SET EXERCISE
Below are some records. Copy every line in them that holds "must".

[INFORMATION PROVIDED start]

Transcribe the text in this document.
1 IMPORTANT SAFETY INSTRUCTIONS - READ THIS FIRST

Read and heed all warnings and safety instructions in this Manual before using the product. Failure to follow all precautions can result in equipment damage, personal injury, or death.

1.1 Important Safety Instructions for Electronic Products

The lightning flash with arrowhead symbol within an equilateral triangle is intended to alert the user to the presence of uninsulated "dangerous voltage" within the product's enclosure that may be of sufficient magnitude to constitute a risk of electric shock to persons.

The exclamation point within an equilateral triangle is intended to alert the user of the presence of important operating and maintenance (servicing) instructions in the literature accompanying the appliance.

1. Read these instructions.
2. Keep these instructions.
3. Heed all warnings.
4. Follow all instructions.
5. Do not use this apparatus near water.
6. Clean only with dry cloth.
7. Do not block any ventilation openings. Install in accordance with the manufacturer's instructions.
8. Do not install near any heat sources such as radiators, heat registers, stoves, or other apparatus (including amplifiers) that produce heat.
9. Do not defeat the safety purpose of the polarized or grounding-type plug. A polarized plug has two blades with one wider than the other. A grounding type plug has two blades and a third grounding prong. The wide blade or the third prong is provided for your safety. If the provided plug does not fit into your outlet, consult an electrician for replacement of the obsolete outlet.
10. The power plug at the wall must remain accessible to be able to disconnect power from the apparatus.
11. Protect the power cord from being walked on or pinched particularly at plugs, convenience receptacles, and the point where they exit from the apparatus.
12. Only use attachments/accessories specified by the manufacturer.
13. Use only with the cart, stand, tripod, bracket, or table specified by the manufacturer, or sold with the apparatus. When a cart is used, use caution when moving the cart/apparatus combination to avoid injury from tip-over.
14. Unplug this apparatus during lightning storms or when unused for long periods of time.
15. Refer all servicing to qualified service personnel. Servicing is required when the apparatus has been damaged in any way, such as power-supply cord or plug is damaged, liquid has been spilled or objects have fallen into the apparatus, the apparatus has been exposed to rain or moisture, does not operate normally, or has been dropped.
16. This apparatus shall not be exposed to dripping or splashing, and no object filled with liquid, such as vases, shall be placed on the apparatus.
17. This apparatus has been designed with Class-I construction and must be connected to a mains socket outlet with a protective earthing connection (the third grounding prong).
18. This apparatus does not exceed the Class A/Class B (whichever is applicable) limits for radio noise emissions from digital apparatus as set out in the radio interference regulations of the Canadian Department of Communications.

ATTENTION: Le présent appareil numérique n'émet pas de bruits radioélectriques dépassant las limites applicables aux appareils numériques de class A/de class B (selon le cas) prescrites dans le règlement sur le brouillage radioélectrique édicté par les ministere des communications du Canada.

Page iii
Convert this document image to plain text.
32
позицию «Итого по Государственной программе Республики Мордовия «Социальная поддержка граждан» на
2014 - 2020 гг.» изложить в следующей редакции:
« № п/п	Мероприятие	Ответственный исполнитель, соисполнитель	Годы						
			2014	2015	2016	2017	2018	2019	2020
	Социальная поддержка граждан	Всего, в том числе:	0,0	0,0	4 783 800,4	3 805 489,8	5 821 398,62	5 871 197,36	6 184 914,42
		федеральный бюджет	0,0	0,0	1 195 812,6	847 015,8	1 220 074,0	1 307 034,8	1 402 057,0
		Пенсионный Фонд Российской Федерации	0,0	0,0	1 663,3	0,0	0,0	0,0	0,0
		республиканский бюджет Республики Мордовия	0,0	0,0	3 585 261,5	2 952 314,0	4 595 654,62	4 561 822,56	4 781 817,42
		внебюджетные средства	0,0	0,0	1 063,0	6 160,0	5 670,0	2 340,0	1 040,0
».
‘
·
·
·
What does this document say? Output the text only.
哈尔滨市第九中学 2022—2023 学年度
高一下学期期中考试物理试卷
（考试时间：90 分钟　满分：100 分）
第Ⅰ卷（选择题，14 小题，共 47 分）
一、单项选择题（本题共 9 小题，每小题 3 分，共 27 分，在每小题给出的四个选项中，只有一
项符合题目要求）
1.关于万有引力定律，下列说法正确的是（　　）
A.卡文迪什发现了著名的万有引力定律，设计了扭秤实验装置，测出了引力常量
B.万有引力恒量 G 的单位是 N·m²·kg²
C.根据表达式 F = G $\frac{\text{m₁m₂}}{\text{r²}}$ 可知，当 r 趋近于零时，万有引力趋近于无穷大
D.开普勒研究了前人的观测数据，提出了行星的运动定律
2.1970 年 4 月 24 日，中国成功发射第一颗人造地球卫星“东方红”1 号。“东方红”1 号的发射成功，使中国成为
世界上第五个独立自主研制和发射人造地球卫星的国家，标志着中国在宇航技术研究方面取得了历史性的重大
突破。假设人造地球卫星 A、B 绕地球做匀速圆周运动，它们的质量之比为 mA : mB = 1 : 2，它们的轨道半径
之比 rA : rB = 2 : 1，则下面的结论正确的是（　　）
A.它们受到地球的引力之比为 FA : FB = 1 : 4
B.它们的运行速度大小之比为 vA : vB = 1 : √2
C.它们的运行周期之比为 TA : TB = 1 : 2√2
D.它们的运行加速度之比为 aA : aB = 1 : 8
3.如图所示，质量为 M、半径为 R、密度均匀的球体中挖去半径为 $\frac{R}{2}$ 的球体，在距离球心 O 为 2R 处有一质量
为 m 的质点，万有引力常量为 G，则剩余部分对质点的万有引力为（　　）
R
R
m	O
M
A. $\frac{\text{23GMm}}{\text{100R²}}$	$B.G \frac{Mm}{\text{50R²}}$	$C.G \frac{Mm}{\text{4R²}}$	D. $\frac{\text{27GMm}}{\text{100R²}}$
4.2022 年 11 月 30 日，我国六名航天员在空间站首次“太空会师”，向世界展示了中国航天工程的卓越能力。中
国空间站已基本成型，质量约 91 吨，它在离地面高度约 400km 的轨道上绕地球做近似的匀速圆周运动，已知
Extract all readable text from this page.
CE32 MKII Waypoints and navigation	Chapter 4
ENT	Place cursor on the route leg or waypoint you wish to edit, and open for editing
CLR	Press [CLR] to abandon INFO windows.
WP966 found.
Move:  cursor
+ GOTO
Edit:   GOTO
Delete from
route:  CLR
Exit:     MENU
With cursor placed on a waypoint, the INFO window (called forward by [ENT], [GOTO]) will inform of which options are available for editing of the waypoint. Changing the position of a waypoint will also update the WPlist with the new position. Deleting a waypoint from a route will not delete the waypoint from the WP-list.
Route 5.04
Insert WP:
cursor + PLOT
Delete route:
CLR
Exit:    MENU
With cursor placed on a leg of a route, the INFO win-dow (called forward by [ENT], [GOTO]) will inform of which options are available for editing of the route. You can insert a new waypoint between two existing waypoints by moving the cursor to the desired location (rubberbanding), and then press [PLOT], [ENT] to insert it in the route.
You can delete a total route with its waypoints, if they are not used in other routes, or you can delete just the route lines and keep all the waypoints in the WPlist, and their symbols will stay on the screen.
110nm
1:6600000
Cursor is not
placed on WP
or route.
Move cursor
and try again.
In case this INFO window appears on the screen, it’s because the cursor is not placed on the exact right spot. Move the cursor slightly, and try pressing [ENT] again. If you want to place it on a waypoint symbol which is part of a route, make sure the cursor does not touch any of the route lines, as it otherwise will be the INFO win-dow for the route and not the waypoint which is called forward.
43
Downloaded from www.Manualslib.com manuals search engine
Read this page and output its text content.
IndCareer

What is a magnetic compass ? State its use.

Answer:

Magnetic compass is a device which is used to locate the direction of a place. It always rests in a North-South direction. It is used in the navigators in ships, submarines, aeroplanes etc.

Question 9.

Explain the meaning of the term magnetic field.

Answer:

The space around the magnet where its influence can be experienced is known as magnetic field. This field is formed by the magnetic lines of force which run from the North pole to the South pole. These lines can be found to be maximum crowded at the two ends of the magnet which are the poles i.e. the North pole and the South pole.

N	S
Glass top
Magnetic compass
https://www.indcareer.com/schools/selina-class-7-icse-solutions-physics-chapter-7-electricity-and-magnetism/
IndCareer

[INFORMATION PROVIDED end]

RESPONSE TO THIS TASK
10. The power plug at the wall must remain accessible to be able to disconnect power from the apparatus.
17. This apparatus has been designed with Class-I construction and must be connected to a mains socket outlet with a protective earthing connection (the third grounding prong).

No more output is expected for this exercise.